→ What to work on
Where a line of the material contains the string "Server", copy that line.

[Saved entries]

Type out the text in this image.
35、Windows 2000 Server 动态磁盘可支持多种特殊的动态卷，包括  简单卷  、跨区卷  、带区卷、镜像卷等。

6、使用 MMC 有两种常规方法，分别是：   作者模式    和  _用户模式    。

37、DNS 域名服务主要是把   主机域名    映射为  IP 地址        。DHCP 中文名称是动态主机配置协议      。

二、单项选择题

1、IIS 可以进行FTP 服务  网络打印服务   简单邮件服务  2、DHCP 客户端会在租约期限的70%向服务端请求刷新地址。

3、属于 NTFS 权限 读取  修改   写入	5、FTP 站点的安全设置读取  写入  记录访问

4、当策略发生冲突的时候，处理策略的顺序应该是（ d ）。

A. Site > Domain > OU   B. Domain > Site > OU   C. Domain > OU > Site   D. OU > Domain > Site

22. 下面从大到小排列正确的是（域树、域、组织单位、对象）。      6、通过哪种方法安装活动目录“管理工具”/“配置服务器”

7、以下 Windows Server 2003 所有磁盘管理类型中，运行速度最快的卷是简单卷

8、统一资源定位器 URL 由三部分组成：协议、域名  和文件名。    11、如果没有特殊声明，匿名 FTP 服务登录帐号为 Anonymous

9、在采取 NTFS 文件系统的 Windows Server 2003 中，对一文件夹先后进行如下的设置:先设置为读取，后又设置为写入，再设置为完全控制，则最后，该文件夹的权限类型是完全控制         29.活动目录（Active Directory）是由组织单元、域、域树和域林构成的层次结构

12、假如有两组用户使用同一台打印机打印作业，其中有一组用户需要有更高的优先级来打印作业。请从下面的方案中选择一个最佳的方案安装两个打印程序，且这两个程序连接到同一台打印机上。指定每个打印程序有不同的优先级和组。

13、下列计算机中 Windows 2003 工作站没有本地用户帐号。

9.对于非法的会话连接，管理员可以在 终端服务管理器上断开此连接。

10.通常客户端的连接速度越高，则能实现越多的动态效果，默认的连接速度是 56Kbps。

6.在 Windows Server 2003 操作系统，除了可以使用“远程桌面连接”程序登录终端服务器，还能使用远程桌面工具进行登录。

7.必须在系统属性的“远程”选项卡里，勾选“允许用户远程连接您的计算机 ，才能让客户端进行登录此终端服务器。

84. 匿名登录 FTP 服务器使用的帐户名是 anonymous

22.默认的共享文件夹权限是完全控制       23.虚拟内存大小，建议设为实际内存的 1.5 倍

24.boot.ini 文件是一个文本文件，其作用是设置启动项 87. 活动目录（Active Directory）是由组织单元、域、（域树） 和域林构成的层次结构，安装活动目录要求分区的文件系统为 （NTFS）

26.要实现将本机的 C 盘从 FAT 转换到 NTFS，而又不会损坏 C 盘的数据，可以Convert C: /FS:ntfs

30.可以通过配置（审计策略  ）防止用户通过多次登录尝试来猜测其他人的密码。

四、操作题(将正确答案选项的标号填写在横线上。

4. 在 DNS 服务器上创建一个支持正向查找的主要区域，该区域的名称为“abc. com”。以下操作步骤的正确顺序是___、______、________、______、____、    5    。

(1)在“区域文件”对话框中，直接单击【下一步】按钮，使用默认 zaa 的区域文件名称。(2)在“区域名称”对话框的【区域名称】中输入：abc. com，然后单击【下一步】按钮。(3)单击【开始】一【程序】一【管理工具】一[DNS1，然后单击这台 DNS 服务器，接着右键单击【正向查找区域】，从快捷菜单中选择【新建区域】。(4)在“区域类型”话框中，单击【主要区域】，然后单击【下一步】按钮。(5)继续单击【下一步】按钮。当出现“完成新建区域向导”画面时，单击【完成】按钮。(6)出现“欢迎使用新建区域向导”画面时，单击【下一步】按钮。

==

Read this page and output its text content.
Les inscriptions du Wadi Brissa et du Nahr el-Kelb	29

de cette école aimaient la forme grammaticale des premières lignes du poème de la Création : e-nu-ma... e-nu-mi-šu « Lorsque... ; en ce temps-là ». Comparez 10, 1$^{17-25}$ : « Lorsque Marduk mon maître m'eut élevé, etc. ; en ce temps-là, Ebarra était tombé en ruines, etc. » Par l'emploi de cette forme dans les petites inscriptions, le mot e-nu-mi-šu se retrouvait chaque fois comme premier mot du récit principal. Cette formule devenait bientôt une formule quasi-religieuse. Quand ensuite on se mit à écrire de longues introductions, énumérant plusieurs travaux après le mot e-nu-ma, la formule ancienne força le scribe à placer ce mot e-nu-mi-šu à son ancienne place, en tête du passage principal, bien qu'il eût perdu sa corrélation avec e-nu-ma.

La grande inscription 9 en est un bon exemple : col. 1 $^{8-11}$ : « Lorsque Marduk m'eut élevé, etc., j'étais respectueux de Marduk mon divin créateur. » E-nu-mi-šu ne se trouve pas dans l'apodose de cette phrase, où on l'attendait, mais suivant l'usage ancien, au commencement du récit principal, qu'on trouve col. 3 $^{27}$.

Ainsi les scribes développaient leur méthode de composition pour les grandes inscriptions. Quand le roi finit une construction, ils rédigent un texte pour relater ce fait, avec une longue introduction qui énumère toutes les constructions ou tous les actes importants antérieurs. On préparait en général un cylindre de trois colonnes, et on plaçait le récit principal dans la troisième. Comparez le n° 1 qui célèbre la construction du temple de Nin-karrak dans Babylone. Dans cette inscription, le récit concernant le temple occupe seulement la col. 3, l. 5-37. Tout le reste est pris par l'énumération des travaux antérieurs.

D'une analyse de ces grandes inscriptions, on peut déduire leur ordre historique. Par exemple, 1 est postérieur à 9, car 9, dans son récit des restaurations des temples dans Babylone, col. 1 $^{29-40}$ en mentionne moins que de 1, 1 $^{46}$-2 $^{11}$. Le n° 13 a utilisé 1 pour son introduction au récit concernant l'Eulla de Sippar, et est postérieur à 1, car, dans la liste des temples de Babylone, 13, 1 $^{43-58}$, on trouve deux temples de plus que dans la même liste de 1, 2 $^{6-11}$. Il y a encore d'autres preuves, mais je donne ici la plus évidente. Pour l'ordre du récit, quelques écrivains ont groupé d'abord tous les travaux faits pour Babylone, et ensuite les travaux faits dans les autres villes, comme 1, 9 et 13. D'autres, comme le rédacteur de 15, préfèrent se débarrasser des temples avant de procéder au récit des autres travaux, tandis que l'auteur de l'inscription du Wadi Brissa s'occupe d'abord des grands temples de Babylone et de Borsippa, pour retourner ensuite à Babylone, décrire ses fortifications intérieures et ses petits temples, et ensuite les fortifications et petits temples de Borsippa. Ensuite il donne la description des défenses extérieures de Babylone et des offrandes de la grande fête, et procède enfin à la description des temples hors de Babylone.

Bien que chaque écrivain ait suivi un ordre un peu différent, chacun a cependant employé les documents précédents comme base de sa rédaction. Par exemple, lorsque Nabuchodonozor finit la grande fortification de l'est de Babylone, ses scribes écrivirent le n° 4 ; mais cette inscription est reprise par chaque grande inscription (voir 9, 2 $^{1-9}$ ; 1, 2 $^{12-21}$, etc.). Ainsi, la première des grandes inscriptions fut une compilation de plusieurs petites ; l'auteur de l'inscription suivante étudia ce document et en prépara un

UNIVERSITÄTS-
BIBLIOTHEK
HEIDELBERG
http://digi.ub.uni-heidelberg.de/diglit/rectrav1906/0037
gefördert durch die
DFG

→ Full response
35、Windows 2000 Server 动态磁盘可支持多种特殊的动态卷，包括  简单卷  、跨区卷  、带区卷、镜像卷等。
7、以下 Windows Server 2003 所有磁盘管理类型中，运行速度最快的卷是简单卷
9、在采取 NTFS 文件系统的 Windows Server 2003 中，对一文件夹先后进行如下的设置:先设置为读取，后又设置为写入，再设置为完全控制，则最后，该文件夹的权限类型是完全控制         29.活动目录（Active Directory）是由组织单元、域、域树和域林构成的层次结构
6.在 Windows Server 2003 操作系统，除了可以使用“远程桌面连接”程序登录终端服务器，还能使用远程桌面工具进行登录。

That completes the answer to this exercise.